EXERCISE INSTRUCTIONS:
For this exercise, copy out each line of the material below that includes "marker".

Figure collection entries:
------------------------

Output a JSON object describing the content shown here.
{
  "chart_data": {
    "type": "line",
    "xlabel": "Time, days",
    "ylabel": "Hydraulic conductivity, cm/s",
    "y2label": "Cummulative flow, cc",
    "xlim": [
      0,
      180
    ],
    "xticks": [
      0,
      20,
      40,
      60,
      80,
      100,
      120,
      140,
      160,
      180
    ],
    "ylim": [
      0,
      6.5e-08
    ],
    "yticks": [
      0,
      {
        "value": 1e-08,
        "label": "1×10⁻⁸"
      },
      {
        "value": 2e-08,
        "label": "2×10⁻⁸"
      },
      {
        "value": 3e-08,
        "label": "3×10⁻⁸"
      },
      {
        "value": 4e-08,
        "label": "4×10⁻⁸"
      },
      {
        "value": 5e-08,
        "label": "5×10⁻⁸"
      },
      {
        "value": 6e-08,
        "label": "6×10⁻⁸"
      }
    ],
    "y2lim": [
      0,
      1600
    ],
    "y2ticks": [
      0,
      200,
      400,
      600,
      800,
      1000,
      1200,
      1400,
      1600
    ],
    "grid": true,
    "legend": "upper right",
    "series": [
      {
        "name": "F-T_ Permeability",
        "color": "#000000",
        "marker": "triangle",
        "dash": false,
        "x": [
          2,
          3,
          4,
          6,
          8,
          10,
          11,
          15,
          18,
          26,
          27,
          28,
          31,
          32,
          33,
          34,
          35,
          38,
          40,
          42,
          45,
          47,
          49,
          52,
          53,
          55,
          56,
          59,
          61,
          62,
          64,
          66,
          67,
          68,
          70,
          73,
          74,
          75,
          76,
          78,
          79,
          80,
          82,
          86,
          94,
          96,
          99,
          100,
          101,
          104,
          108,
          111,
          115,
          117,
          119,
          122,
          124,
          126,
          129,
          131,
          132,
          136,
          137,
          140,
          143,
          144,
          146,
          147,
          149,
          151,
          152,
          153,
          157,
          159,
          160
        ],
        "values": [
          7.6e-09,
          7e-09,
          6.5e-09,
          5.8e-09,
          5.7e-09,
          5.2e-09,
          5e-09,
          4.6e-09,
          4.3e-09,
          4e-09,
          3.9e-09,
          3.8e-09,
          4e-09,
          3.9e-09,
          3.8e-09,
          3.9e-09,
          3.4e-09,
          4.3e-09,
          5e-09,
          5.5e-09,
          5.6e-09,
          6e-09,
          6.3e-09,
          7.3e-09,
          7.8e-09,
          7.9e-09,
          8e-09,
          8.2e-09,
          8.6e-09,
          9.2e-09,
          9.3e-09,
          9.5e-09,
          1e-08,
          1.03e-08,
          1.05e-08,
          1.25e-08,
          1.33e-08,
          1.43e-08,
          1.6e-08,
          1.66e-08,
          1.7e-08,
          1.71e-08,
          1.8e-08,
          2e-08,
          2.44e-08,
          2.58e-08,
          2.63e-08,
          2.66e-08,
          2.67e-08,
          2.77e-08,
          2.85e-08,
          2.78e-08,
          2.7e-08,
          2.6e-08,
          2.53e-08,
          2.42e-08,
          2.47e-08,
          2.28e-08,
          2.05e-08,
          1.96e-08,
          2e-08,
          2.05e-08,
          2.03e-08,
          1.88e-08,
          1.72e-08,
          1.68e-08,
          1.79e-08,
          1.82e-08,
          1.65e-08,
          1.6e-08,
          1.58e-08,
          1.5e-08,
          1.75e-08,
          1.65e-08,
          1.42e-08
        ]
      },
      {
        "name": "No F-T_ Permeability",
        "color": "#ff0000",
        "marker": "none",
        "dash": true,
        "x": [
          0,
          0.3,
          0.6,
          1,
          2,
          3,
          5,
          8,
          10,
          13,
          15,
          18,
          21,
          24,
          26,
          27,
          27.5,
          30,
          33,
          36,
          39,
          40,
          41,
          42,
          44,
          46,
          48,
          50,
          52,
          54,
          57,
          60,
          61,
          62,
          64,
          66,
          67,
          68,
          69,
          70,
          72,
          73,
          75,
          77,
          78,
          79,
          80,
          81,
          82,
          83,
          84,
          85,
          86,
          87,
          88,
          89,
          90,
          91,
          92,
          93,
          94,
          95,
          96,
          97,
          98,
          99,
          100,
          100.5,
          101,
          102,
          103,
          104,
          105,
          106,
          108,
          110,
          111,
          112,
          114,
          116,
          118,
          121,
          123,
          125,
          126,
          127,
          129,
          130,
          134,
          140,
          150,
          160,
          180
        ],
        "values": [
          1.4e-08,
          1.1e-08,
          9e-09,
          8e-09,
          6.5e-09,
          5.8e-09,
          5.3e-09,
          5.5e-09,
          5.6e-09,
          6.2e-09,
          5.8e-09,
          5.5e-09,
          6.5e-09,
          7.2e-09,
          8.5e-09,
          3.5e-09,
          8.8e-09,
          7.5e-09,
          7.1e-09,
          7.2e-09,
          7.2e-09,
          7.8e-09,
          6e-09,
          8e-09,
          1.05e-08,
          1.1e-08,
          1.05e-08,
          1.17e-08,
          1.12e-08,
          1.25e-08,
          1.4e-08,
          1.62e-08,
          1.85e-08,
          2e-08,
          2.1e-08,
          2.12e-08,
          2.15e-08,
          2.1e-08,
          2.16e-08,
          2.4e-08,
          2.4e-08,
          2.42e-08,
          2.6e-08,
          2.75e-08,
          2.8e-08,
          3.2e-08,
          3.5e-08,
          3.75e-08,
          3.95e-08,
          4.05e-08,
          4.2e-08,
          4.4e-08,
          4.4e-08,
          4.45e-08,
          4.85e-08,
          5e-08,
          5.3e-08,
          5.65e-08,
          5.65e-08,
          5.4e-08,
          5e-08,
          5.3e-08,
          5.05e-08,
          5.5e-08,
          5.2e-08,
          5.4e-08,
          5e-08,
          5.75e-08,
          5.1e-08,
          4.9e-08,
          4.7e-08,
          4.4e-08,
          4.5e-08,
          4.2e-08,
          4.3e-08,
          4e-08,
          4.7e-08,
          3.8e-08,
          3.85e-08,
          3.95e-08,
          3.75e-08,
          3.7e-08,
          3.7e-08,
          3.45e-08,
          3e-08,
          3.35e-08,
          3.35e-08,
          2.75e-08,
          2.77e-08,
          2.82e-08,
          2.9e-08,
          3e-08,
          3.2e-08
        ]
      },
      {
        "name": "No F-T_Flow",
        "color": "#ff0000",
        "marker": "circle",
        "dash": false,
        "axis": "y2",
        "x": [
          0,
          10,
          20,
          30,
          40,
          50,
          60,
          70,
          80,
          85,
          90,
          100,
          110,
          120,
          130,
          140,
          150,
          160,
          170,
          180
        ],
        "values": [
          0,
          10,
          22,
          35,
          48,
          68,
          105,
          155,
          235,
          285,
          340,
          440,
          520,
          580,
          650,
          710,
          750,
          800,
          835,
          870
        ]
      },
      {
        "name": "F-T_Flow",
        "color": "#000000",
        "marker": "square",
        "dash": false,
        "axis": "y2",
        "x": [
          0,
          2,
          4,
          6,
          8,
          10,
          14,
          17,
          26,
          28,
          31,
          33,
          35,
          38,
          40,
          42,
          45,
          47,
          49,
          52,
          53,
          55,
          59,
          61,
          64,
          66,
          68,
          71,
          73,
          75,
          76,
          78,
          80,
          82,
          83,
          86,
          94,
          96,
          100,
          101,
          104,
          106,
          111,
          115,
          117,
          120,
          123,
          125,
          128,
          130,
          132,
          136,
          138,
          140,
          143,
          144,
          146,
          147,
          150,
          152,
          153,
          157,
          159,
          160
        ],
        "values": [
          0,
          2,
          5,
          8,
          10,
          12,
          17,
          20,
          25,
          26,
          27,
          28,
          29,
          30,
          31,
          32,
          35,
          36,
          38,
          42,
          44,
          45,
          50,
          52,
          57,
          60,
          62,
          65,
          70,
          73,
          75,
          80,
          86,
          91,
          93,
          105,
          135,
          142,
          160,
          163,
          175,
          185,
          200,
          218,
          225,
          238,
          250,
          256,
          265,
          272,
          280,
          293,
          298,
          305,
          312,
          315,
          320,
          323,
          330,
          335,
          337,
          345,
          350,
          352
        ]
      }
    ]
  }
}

------------------------

RESPONSE TO THE TASK:
        "marker": "triangle",
        "marker": "none",
        "marker": "circle",
        "marker": "square",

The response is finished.